───── Extrait à lire

Nul n’est spectateur de la Passion du Christ

Il semble déjà bien loin, le dimanche de Laetare, le temps insouciant où l’Eglise se réjouissait de se savoir aimée de Dieu. Tout à coup, tout s’accélère. Nous sommes entrés dans le temps de la Passion où tout va se jouer. La tension monte, le drame se tisse, conduisant inexorablement Jésus vers le dénouement : L’heure de Jésus approche, l’heure du grand combat, l’heure de la mort, l’heure de la croix.

──────────

Travail à faire: Dans l'extrait sur la Passion du Christ, recopiez mot pour mot le passage qui commence aux mots « Il semble déjà » et s'arrête après « de la croix. ».

───── Entrées fournies

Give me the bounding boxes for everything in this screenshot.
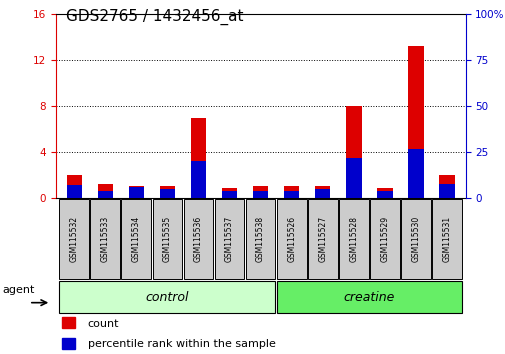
Bar: [97, 191, 113, 198]
Bar: [66, 185, 82, 198]
Bar: [283, 185, 299, 198]
Text: GSM115537: GSM115537: [225, 216, 234, 262]
Text: GSM115528: GSM115528: [348, 216, 358, 262]
Bar: [345, 106, 361, 198]
Bar: [62, 318, 75, 328]
Text: GSM115534: GSM115534: [132, 216, 140, 262]
Bar: [128, 185, 144, 198]
Bar: [283, 191, 299, 198]
Text: GSM115527: GSM115527: [318, 216, 327, 262]
Text: GSM115532: GSM115532: [70, 216, 79, 262]
FancyBboxPatch shape: [431, 199, 461, 279]
FancyBboxPatch shape: [90, 199, 120, 279]
Bar: [407, 149, 423, 198]
Bar: [62, 338, 75, 349]
Bar: [160, 185, 175, 198]
Text: GSM115530: GSM115530: [411, 216, 420, 262]
Bar: [314, 185, 330, 198]
Bar: [221, 188, 237, 198]
FancyBboxPatch shape: [307, 199, 337, 279]
Text: GSM115533: GSM115533: [100, 216, 110, 262]
FancyBboxPatch shape: [369, 199, 399, 279]
Bar: [376, 191, 392, 198]
Text: GSM115529: GSM115529: [380, 216, 388, 262]
Text: GSM115536: GSM115536: [193, 216, 203, 262]
Bar: [376, 188, 392, 198]
FancyBboxPatch shape: [152, 199, 182, 279]
FancyBboxPatch shape: [276, 281, 461, 313]
FancyBboxPatch shape: [338, 199, 368, 279]
Text: GDS2765 / 1432456_at: GDS2765 / 1432456_at: [66, 9, 243, 25]
Bar: [438, 175, 454, 198]
Bar: [407, 46, 423, 198]
Bar: [190, 118, 206, 198]
Text: control: control: [145, 291, 189, 304]
Text: percentile rank within the sample: percentile rank within the sample: [87, 339, 275, 349]
Bar: [66, 175, 82, 198]
Bar: [221, 191, 237, 198]
Bar: [190, 161, 206, 198]
Text: GSM115535: GSM115535: [163, 216, 172, 262]
Bar: [345, 158, 361, 198]
Text: creatine: creatine: [343, 291, 394, 304]
Bar: [438, 183, 454, 198]
FancyBboxPatch shape: [59, 281, 275, 313]
FancyBboxPatch shape: [121, 199, 151, 279]
Bar: [252, 191, 268, 198]
Bar: [314, 189, 330, 198]
FancyBboxPatch shape: [59, 199, 89, 279]
Text: GSM115538: GSM115538: [256, 216, 265, 262]
FancyBboxPatch shape: [183, 199, 213, 279]
FancyBboxPatch shape: [276, 199, 306, 279]
FancyBboxPatch shape: [214, 199, 244, 279]
Text: count: count: [87, 319, 119, 329]
Text: agent: agent: [3, 285, 35, 295]
Bar: [97, 184, 113, 198]
FancyBboxPatch shape: [245, 199, 275, 279]
Text: GSM115526: GSM115526: [286, 216, 295, 262]
Bar: [128, 187, 144, 198]
Bar: [160, 189, 175, 198]
Bar: [252, 185, 268, 198]
Text: GSM115531: GSM115531: [441, 216, 450, 262]
FancyBboxPatch shape: [400, 199, 430, 279]
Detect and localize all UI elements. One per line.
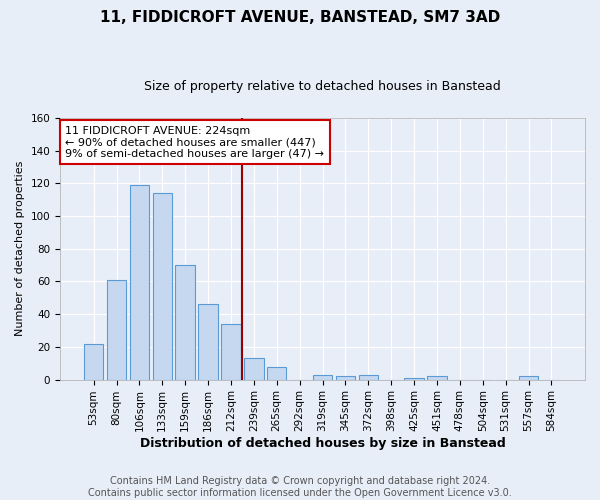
Text: 11 FIDDICROFT AVENUE: 224sqm
← 90% of detached houses are smaller (447)
9% of se: 11 FIDDICROFT AVENUE: 224sqm ← 90% of de…: [65, 126, 324, 159]
Bar: [130, 185, 149, 380]
Bar: [359, 374, 378, 380]
Title: Size of property relative to detached houses in Banstead: Size of property relative to detached ho…: [144, 80, 501, 93]
Bar: [335, 376, 355, 380]
Bar: [267, 366, 286, 380]
Bar: [427, 376, 446, 380]
Bar: [84, 344, 103, 380]
Bar: [244, 358, 263, 380]
Bar: [152, 193, 172, 380]
Bar: [107, 280, 126, 380]
Bar: [175, 265, 195, 380]
Bar: [199, 304, 218, 380]
X-axis label: Distribution of detached houses by size in Banstead: Distribution of detached houses by size …: [140, 437, 505, 450]
Y-axis label: Number of detached properties: Number of detached properties: [15, 161, 25, 336]
Text: 11, FIDDICROFT AVENUE, BANSTEAD, SM7 3AD: 11, FIDDICROFT AVENUE, BANSTEAD, SM7 3AD: [100, 10, 500, 25]
Text: Contains HM Land Registry data © Crown copyright and database right 2024.
Contai: Contains HM Land Registry data © Crown c…: [88, 476, 512, 498]
Bar: [404, 378, 424, 380]
Bar: [519, 376, 538, 380]
Bar: [313, 374, 332, 380]
Bar: [221, 324, 241, 380]
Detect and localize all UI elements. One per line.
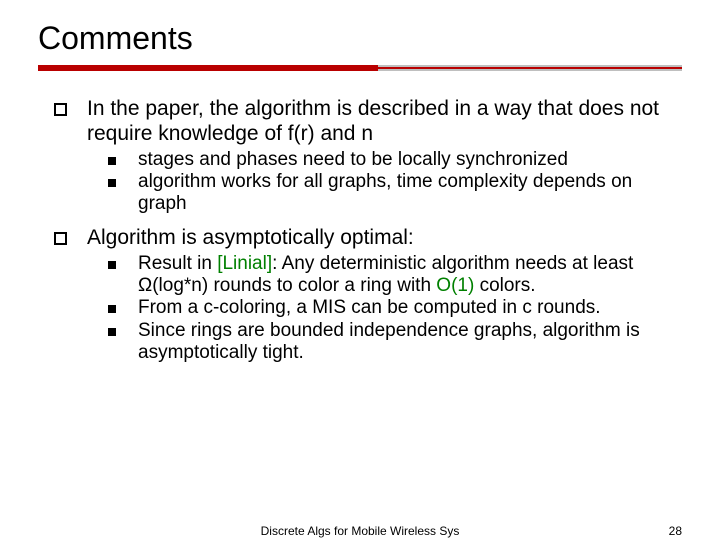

──────────

Réponse attendue:
Il semble déjà bien loin, le dimanche de Laetare, le temps insouciant où l’Eglise se réjouissait de se savoir aimée de Dieu. Tout à coup, tout s’accélère. Nous sommes entrés dans le temps de la Passion où tout va se jouer. La tension monte, le drame se tisse, conduisant inexorablement Jésus vers le dénouement : L’heure de Jésus approche, l’heure du grand combat, l’heure de la mort, l’heure de la croix.